● **Given entries**
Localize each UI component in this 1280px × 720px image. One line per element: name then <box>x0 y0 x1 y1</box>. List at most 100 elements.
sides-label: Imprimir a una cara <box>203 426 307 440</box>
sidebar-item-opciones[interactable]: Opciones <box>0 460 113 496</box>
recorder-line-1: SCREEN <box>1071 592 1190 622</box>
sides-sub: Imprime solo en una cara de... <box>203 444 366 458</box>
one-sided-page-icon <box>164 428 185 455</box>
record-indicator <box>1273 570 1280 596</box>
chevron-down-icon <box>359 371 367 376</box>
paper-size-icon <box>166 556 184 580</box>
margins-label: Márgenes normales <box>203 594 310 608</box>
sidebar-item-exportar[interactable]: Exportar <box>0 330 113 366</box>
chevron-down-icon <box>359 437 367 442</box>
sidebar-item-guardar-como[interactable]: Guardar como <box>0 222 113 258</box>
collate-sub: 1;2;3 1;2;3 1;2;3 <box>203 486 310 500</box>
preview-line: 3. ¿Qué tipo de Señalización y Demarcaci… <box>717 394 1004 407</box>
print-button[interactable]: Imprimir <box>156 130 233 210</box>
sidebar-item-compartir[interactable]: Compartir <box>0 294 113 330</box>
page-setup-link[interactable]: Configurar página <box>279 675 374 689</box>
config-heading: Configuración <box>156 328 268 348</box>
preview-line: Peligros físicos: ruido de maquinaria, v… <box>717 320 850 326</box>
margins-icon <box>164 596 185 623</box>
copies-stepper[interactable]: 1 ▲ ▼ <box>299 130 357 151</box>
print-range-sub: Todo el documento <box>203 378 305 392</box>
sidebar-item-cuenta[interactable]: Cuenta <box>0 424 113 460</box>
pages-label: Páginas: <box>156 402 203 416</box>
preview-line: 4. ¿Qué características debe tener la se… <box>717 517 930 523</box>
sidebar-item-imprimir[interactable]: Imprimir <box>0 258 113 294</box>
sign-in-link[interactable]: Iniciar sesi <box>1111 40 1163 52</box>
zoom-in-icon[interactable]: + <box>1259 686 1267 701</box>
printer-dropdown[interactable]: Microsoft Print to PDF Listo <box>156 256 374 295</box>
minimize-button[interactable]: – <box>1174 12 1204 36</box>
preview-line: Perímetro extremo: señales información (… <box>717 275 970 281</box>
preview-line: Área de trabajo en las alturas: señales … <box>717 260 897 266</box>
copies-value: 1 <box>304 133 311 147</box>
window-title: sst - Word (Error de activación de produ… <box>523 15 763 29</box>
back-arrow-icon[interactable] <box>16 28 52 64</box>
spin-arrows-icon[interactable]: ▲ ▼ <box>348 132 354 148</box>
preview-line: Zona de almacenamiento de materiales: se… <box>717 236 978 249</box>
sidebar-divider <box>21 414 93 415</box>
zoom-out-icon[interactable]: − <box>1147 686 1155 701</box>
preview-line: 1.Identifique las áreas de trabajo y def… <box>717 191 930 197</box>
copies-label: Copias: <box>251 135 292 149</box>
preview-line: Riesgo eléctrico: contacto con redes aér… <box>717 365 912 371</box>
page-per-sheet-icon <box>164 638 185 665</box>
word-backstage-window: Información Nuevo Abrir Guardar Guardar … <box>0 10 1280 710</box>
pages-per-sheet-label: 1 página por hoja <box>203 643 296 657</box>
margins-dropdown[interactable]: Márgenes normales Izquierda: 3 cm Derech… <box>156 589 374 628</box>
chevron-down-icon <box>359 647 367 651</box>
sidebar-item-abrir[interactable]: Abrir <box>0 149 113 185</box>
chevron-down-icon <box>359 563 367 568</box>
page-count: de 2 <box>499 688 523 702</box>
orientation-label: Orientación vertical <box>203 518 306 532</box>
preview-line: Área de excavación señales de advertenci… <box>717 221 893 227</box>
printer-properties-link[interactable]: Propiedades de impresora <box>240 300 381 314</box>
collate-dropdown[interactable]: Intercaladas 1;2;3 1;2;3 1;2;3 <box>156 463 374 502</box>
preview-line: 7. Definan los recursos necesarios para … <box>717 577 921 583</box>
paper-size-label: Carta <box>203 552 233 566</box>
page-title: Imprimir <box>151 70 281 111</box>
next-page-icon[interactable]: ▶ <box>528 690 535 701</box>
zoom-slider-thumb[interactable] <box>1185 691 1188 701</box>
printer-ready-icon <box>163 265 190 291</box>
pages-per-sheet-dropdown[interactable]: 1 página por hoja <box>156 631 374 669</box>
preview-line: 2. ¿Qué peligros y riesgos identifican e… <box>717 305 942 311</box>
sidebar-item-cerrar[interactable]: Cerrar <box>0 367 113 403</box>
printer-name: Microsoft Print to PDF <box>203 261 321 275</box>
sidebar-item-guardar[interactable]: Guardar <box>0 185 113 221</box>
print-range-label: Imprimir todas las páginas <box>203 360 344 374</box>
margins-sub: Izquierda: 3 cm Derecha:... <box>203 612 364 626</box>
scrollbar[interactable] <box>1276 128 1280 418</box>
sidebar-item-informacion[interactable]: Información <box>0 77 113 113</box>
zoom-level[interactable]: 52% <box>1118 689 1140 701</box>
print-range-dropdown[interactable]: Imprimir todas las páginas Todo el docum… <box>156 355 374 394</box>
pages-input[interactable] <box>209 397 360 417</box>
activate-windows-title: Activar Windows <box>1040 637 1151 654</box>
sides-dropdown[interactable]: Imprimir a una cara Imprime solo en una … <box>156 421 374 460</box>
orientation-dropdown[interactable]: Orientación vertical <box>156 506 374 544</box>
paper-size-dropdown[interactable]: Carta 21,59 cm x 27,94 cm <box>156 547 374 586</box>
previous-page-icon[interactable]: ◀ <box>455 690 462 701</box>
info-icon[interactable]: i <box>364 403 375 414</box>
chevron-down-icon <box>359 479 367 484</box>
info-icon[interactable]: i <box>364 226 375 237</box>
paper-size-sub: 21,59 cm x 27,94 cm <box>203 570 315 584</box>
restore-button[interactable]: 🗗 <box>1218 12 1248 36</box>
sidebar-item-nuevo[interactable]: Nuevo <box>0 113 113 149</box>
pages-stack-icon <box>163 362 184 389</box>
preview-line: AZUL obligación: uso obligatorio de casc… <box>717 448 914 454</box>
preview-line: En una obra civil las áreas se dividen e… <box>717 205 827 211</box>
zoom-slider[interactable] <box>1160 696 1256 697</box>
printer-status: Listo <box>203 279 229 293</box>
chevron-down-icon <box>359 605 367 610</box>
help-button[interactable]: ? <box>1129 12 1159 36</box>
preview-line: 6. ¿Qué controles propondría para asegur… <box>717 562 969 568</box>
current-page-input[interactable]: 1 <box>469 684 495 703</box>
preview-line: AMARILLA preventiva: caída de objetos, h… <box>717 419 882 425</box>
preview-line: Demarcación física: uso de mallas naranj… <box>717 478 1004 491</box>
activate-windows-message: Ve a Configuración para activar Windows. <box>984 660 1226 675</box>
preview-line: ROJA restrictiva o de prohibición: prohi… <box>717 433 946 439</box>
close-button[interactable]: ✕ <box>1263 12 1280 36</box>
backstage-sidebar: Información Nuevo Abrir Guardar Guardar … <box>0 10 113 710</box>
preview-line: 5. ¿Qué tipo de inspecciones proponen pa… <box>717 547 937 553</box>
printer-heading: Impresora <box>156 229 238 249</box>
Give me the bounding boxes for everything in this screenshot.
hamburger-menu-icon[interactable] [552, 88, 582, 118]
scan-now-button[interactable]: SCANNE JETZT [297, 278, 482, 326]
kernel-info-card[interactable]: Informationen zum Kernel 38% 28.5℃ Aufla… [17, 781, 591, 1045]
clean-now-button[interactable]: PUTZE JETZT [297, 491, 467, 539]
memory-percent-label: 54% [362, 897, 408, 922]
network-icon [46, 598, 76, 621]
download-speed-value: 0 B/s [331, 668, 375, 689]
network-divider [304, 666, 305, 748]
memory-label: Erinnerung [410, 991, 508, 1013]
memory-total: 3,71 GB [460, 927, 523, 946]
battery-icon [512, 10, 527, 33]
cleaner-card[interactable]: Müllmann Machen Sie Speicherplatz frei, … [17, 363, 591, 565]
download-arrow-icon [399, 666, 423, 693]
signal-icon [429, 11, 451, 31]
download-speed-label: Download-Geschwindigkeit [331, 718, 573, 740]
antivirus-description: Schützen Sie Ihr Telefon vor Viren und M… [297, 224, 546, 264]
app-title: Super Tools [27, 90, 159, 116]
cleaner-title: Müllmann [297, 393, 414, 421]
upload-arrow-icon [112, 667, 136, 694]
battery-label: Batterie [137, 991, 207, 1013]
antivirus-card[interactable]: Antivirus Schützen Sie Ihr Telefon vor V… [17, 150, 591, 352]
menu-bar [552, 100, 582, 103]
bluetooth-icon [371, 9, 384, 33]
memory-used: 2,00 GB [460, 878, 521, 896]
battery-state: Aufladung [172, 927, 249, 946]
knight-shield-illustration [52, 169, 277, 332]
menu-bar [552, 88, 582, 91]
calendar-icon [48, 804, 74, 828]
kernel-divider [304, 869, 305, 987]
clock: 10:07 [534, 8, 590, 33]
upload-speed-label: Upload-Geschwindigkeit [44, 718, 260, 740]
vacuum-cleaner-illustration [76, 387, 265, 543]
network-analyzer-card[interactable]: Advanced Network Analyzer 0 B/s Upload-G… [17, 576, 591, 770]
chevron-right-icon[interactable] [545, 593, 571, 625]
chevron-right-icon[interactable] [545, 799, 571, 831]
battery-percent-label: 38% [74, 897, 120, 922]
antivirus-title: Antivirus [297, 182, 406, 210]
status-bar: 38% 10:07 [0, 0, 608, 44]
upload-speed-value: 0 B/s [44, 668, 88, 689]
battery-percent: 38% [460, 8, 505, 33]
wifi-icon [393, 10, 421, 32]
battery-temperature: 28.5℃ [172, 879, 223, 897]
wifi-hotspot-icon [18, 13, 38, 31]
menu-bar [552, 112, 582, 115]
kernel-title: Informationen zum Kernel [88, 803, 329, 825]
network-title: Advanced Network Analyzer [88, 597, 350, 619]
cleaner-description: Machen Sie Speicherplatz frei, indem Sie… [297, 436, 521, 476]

● **Brief**
From the entries above, copy every line where the word "Telefon" shows up.

● **Written response**
antivirus-description: Schützen Sie Ihr Telefon vor Viren und M… [297, 224, 546, 264]
antivirus-card[interactable]: Antivirus Schützen Sie Ihr Telefon vor V… [17, 150, 591, 352]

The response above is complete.